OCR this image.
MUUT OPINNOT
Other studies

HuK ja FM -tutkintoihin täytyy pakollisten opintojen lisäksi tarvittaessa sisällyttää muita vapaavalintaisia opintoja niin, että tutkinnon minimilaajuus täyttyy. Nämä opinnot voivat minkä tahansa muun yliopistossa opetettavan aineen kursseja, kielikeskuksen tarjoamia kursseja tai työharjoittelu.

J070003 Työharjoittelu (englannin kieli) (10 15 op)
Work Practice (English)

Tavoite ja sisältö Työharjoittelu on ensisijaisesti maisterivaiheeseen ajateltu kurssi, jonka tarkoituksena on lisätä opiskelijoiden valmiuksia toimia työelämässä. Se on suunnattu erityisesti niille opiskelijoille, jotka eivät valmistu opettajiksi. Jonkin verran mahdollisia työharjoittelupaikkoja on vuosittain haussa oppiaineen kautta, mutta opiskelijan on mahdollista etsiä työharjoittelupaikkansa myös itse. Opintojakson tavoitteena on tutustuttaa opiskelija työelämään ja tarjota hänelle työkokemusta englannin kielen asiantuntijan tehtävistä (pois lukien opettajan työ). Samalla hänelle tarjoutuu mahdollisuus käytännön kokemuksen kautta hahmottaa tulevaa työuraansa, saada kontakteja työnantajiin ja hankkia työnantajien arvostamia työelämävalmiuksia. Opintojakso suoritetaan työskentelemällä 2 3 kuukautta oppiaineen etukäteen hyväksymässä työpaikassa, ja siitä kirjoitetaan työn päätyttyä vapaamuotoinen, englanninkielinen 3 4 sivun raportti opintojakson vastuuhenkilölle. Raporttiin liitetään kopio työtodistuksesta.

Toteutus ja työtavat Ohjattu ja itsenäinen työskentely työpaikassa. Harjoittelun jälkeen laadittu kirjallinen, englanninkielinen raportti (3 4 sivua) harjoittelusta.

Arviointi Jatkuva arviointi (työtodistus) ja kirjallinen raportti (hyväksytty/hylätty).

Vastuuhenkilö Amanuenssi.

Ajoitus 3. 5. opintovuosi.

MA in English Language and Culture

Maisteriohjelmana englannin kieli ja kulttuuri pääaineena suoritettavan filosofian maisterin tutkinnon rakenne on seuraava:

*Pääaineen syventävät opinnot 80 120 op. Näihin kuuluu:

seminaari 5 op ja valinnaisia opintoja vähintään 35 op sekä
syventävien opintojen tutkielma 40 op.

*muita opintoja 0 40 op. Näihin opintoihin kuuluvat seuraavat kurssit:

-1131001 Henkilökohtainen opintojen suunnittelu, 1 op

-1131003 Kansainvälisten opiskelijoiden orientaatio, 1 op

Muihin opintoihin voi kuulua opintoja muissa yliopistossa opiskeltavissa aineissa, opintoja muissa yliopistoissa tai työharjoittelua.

* * * * * * * * *

Direction
Search the entries for the string "yliopistossa" and collect each line that has it.

Exercise response
HuK ja FM -tutkintoihin täytyy pakollisten opintojen lisäksi tarvittaessa sisällyttää muita vapaavalintaisia opintoja niin, että tutkinnon minimilaajuus täyttyy. Nämä opinnot voivat minkä tahansa muun yliopistossa opetettavan aineen kursseja, kielikeskuksen tarjoamia kursseja tai työharjoittelu.
Muihin opintoihin voi kuulua opintoja muissa yliopistossa opiskeltavissa aineissa, opintoja muissa yliopistoissa tai työharjoittelua.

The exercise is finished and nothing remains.